_Job_: Identify each line containing the word "税务代理公司" and copy it.

_Dataset rows_:
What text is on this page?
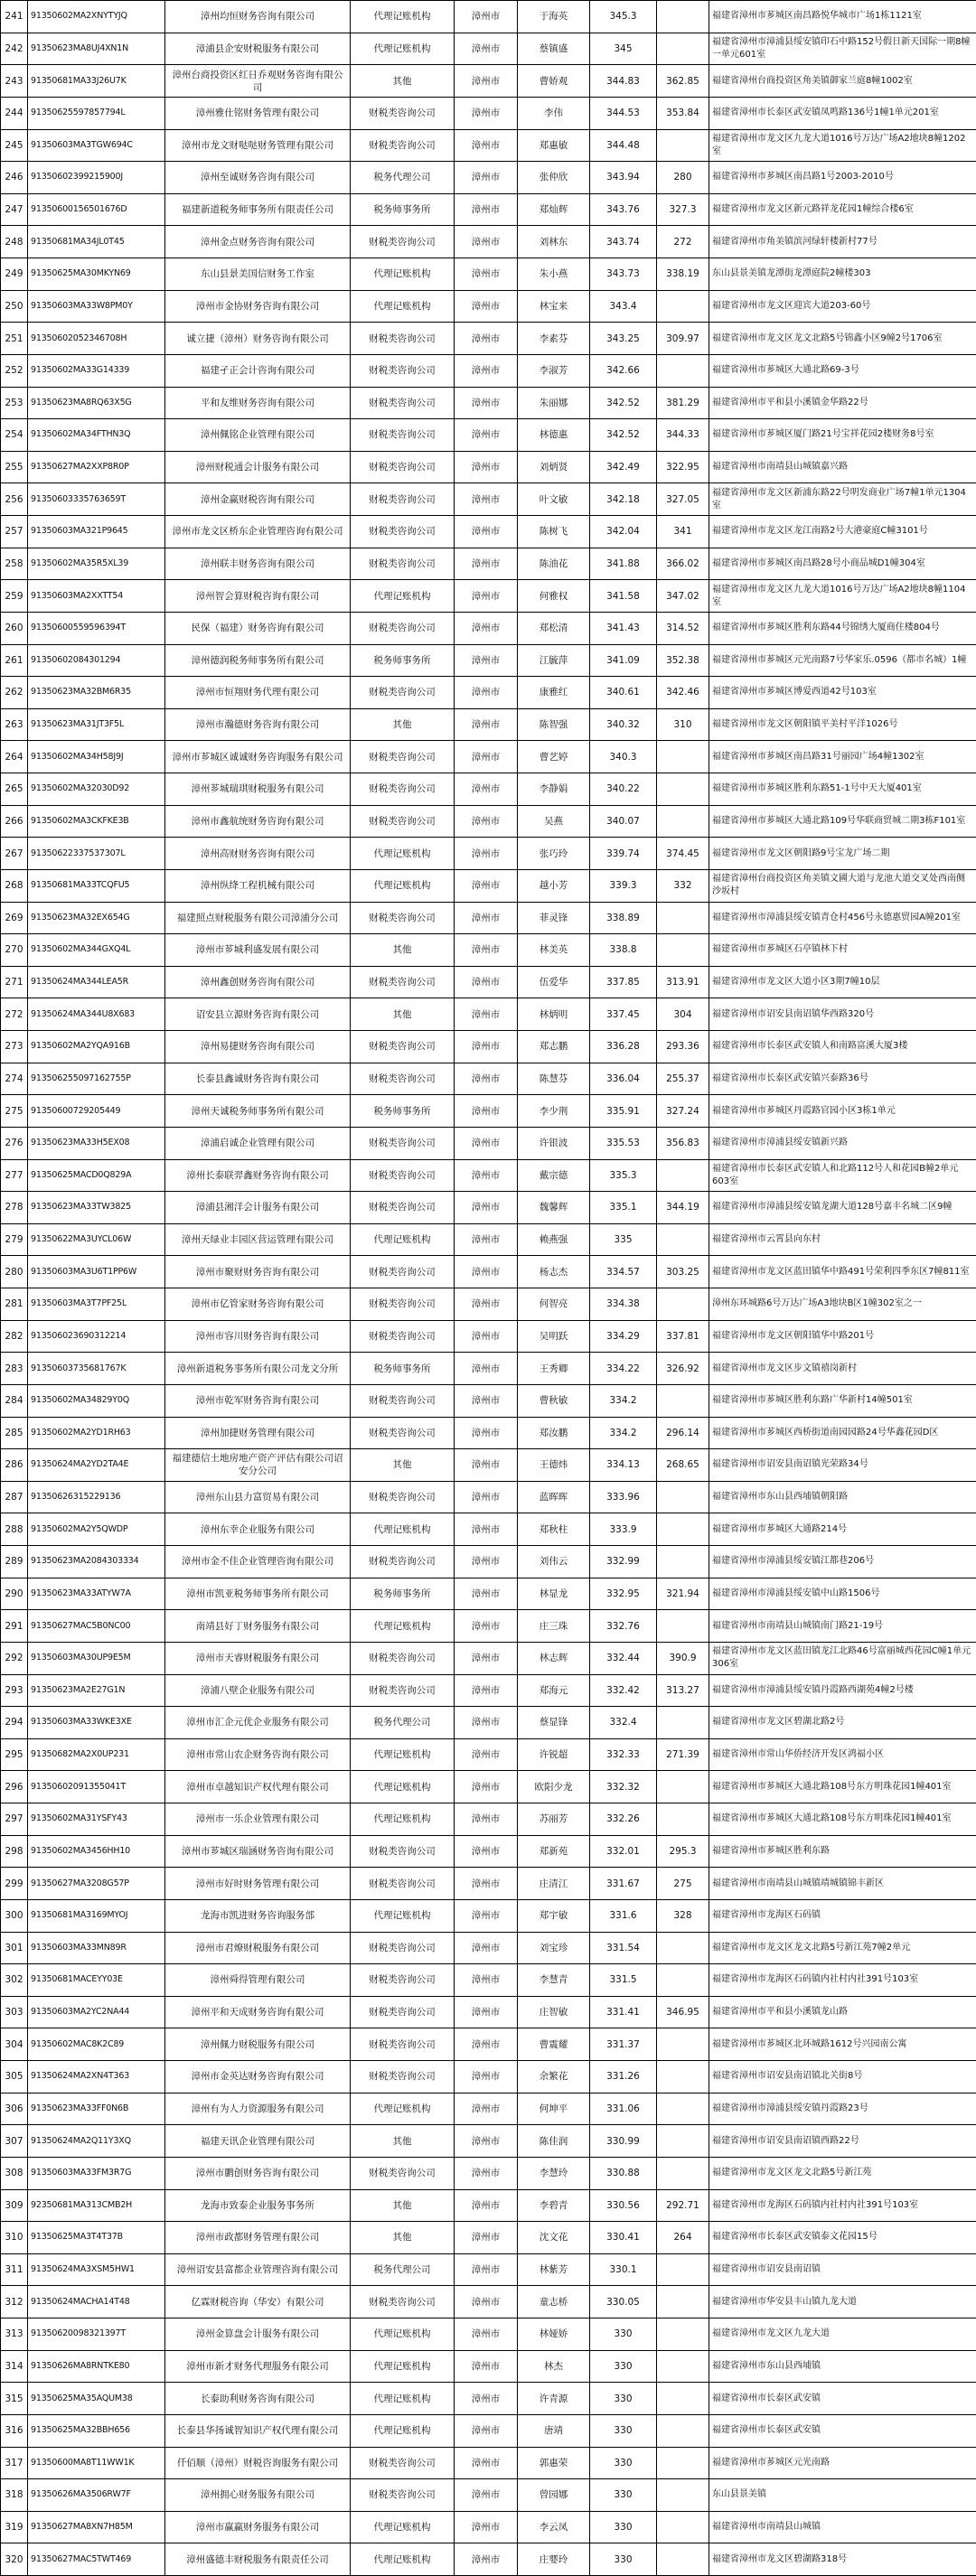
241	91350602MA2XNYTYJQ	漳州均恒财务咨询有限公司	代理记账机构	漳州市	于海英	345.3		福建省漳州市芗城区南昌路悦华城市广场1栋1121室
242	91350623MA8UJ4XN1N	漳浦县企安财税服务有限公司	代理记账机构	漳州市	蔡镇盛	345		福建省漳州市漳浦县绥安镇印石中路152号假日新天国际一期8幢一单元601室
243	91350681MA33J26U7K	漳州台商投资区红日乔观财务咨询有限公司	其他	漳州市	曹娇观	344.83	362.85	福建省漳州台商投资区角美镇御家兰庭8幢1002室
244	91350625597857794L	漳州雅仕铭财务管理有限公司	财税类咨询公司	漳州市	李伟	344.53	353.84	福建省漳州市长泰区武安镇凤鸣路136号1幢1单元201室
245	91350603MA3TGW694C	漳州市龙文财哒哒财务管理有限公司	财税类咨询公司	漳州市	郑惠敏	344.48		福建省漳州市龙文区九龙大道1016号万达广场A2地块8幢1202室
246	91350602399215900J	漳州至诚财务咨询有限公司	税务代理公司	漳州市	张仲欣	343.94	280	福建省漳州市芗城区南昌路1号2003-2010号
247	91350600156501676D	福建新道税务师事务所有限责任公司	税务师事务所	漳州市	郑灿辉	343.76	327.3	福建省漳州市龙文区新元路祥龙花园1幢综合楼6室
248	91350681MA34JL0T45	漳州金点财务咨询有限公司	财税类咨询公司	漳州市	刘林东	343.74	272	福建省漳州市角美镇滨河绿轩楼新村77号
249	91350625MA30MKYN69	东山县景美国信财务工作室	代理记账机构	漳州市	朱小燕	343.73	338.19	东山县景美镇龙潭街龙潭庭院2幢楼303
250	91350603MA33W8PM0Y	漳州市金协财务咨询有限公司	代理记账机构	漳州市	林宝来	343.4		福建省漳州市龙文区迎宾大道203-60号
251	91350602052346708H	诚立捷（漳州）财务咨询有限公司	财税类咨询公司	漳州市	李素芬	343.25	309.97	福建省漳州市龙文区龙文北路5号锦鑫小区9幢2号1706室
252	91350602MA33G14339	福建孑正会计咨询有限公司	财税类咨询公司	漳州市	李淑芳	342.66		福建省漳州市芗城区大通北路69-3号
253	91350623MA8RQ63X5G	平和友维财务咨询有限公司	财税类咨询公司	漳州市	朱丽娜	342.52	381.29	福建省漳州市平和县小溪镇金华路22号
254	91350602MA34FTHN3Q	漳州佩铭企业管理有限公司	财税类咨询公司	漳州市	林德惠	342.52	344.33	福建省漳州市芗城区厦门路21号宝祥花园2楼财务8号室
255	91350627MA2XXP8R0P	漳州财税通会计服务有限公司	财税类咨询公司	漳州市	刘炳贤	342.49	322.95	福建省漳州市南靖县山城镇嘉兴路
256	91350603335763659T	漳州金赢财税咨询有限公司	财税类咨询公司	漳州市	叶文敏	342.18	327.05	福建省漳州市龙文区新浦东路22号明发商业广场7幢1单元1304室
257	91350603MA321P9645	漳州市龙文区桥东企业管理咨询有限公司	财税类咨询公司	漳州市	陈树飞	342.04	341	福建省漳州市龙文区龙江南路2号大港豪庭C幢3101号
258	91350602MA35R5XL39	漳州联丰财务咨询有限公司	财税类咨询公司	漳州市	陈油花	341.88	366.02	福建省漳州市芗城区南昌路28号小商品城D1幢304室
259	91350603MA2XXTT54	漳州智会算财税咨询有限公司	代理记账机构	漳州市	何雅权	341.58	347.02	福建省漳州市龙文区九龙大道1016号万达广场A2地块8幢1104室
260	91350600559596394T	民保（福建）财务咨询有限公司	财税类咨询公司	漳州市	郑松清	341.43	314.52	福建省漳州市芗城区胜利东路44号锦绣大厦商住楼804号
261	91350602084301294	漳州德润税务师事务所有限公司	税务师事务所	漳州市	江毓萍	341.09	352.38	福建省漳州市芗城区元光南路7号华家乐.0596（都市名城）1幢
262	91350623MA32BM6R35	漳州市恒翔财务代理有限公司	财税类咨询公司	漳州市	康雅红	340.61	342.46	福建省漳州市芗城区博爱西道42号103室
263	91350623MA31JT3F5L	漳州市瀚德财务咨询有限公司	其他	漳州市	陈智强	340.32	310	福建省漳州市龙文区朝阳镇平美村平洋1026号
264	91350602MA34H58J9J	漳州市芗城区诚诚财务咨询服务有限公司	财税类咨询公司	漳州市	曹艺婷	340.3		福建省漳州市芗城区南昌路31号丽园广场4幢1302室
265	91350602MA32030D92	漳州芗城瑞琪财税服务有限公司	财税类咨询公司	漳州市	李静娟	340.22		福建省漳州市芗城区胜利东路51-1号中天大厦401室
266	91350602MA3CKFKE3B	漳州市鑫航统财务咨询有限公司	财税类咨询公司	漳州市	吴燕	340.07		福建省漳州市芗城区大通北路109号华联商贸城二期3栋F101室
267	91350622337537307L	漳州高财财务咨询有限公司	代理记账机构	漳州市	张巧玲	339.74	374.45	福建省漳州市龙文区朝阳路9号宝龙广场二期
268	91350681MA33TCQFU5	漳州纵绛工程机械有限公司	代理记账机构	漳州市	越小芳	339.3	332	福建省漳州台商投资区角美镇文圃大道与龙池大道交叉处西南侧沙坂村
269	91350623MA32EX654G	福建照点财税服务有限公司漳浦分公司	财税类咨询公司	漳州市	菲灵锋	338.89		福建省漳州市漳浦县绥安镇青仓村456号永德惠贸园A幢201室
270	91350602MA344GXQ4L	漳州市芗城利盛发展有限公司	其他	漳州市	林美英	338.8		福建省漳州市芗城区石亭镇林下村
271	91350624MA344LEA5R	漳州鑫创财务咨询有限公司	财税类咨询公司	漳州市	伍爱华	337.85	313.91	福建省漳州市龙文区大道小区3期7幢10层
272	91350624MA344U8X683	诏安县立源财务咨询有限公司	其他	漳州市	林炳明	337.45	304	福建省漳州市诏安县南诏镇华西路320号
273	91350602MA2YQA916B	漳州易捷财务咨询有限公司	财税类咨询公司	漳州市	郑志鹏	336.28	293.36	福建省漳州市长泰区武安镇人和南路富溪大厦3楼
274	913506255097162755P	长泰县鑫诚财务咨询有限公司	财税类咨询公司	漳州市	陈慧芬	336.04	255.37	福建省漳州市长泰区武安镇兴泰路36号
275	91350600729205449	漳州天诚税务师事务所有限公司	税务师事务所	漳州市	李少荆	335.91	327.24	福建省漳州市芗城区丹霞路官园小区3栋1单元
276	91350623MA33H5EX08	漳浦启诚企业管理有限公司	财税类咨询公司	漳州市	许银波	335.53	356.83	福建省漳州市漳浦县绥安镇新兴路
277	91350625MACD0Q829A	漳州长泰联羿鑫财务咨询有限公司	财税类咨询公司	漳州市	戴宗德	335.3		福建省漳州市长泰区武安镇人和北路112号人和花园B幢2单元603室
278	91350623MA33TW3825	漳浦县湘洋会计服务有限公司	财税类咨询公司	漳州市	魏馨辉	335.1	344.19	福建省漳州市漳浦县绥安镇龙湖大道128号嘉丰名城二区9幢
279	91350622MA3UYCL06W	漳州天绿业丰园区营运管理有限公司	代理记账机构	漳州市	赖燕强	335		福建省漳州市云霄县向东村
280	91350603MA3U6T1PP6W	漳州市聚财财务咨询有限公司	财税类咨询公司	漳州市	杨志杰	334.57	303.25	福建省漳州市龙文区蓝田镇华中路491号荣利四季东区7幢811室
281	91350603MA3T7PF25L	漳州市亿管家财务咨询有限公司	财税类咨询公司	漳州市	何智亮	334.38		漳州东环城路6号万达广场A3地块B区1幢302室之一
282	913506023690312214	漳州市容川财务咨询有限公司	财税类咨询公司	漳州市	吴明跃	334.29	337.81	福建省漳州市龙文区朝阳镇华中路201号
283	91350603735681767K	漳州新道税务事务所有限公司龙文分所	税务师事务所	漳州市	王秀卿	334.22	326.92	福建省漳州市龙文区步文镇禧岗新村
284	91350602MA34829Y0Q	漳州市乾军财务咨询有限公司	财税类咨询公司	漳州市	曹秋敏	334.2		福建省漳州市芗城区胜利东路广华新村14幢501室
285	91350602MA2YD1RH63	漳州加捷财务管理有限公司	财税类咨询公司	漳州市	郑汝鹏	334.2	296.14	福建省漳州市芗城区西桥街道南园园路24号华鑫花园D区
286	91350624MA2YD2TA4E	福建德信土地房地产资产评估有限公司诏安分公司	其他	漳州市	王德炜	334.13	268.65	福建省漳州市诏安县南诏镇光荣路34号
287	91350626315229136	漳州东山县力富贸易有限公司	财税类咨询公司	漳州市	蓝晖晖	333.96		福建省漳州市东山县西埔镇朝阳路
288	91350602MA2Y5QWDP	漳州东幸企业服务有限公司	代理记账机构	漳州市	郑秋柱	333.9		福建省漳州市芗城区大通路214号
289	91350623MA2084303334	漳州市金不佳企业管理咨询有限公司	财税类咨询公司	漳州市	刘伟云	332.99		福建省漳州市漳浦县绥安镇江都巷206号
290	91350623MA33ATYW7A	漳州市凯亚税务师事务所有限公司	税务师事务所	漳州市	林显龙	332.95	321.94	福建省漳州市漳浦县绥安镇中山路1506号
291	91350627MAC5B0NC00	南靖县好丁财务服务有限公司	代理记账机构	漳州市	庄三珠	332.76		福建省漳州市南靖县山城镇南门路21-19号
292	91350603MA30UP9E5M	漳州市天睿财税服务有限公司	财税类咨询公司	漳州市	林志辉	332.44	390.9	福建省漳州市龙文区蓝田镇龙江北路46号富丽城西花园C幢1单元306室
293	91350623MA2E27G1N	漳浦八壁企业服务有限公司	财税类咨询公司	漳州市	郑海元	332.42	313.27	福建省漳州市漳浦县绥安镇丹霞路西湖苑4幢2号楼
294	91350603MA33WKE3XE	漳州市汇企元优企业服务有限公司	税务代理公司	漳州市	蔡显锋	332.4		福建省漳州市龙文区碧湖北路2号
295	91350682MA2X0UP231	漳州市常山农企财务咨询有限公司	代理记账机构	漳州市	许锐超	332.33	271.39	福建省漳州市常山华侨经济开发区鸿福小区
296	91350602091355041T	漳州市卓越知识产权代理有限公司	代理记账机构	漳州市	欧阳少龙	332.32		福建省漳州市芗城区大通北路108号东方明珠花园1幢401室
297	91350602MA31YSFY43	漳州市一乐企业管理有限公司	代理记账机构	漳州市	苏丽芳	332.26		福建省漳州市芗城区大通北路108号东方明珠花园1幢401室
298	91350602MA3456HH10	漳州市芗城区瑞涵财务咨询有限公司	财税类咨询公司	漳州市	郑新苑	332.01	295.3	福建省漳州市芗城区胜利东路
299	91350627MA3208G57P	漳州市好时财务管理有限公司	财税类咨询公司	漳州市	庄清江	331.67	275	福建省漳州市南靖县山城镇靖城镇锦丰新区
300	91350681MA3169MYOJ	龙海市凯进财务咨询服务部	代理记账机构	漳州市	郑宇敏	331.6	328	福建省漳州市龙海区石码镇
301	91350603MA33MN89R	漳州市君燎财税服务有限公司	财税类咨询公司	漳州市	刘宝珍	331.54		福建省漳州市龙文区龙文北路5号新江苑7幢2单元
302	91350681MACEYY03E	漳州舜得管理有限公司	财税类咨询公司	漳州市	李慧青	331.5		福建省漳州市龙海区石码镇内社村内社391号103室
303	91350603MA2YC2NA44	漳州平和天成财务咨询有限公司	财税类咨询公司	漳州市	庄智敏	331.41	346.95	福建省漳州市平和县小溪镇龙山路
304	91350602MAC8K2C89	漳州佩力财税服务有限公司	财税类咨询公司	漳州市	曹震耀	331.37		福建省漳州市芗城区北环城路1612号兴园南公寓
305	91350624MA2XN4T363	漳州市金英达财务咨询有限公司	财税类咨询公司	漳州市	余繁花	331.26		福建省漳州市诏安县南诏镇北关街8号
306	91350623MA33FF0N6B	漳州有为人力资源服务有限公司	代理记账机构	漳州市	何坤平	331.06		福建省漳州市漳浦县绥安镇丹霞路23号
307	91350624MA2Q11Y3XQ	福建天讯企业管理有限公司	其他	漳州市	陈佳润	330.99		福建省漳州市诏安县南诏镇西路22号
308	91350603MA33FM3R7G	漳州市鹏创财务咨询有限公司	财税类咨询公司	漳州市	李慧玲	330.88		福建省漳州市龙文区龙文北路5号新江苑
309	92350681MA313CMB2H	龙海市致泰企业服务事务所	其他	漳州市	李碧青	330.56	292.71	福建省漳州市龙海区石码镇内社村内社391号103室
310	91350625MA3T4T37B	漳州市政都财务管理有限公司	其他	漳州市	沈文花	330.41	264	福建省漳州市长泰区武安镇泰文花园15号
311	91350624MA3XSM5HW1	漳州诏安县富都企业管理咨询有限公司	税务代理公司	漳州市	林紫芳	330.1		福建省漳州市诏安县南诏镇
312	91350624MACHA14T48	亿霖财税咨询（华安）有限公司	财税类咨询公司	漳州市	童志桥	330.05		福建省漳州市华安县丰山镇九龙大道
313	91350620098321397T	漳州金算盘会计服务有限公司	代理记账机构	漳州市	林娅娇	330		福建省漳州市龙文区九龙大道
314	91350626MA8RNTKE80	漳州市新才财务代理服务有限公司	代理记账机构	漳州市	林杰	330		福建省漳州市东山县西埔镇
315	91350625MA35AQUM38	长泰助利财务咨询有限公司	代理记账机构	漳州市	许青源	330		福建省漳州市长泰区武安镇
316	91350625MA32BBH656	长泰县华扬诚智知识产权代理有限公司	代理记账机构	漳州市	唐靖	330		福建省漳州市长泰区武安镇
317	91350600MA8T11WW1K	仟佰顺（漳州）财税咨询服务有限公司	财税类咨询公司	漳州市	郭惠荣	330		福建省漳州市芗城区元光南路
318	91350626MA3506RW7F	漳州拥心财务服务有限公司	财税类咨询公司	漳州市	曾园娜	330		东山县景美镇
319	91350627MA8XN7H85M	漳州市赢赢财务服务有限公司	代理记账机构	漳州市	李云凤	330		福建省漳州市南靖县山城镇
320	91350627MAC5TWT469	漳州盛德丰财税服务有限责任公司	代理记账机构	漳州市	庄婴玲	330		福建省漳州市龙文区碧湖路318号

_Response_:
246	91350602399215900J	漳州至诚财务咨询有限公司	税务代理公司	漳州市	张仲欣	343.94	280	福建省漳州市芗城区南昌路1号2003-2010号
294	91350603MA33WKE3XE	漳州市汇企元优企业服务有限公司	税务代理公司	漳州市	蔡显锋	332.4		福建省漳州市龙文区碧湖北路2号
311	91350624MA3XSM5HW1	漳州诏安县富都企业管理咨询有限公司	税务代理公司	漳州市	林紫芳	330.1		福建省漳州市诏安县南诏镇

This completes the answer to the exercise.